## START

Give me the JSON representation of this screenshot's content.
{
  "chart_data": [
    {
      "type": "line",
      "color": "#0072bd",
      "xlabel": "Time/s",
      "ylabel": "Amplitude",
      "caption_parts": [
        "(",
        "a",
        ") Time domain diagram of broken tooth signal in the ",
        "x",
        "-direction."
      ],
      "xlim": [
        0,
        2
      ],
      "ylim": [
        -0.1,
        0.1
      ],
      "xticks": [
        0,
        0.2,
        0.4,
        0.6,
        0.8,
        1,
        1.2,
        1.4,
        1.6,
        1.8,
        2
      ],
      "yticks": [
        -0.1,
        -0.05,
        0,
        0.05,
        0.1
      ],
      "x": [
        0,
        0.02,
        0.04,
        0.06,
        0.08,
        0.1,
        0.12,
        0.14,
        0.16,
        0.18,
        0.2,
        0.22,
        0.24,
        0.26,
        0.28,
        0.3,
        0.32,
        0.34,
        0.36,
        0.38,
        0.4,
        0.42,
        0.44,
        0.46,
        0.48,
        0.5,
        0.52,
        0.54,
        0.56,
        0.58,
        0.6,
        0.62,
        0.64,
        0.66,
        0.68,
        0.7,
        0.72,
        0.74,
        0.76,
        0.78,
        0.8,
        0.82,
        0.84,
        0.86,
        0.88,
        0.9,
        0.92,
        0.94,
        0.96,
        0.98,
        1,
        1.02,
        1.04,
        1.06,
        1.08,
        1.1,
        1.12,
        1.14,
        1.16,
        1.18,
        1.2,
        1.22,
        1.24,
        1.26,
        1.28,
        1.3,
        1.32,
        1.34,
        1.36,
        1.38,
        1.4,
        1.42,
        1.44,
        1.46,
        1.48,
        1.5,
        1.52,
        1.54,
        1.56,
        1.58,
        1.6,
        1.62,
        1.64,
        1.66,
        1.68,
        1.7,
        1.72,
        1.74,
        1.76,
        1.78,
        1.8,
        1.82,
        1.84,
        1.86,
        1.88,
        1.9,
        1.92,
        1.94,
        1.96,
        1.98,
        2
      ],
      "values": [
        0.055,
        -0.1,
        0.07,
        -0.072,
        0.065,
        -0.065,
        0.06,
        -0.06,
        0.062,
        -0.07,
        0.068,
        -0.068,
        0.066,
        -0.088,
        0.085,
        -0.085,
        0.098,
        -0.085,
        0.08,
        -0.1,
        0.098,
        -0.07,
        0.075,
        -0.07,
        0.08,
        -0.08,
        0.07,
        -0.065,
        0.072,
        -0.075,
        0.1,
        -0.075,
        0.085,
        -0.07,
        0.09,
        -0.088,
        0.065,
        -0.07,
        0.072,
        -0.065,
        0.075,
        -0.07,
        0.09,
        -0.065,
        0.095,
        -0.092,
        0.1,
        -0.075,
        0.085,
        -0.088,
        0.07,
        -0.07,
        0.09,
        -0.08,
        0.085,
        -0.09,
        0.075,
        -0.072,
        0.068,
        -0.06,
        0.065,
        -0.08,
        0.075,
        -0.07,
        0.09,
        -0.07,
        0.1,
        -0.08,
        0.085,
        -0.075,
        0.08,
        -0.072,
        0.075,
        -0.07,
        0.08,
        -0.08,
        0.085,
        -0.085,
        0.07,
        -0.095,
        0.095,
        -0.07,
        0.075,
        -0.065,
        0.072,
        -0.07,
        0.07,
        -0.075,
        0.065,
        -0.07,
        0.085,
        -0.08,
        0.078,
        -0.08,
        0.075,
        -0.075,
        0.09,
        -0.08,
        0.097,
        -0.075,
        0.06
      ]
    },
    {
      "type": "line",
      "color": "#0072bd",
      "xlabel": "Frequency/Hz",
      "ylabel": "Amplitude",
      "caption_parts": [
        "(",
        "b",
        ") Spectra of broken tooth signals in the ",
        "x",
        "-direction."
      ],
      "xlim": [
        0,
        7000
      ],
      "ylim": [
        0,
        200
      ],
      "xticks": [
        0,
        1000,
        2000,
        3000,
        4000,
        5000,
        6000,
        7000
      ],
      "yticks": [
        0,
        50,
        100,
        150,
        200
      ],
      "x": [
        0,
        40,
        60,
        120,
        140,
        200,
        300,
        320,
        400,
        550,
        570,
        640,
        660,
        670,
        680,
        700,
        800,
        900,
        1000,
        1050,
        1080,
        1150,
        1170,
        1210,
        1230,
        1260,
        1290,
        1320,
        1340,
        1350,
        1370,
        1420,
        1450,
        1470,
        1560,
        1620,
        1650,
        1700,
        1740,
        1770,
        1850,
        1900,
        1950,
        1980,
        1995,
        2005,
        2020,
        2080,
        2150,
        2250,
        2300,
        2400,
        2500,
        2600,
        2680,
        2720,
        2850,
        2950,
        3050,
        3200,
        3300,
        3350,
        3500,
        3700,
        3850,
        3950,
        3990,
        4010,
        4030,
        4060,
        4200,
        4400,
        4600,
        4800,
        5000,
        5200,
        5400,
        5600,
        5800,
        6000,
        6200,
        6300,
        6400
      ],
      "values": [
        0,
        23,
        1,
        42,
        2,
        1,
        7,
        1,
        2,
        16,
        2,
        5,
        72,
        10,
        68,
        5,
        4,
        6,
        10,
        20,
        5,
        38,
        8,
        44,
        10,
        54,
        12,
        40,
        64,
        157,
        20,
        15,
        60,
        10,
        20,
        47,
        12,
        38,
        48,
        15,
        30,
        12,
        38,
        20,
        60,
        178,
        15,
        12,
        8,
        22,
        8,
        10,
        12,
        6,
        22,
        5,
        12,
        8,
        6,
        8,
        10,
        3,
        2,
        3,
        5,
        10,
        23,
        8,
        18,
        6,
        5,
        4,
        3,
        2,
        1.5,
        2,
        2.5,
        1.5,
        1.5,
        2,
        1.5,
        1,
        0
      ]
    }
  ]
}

## END
## START

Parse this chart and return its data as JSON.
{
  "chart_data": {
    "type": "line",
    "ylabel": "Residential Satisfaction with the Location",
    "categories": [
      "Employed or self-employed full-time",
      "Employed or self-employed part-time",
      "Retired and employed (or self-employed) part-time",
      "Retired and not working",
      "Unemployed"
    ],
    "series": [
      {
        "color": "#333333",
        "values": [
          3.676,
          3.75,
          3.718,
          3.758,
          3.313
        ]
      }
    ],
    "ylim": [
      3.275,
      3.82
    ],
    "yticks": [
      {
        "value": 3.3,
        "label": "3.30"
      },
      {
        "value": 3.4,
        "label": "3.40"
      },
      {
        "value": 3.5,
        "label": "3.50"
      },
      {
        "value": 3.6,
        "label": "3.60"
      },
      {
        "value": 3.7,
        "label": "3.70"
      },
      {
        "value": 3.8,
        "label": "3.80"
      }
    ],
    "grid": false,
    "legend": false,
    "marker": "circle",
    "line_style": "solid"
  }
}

## END

Task description:
How many of the lines above hold the word "tooth"? Give only that number.

Task answer:
2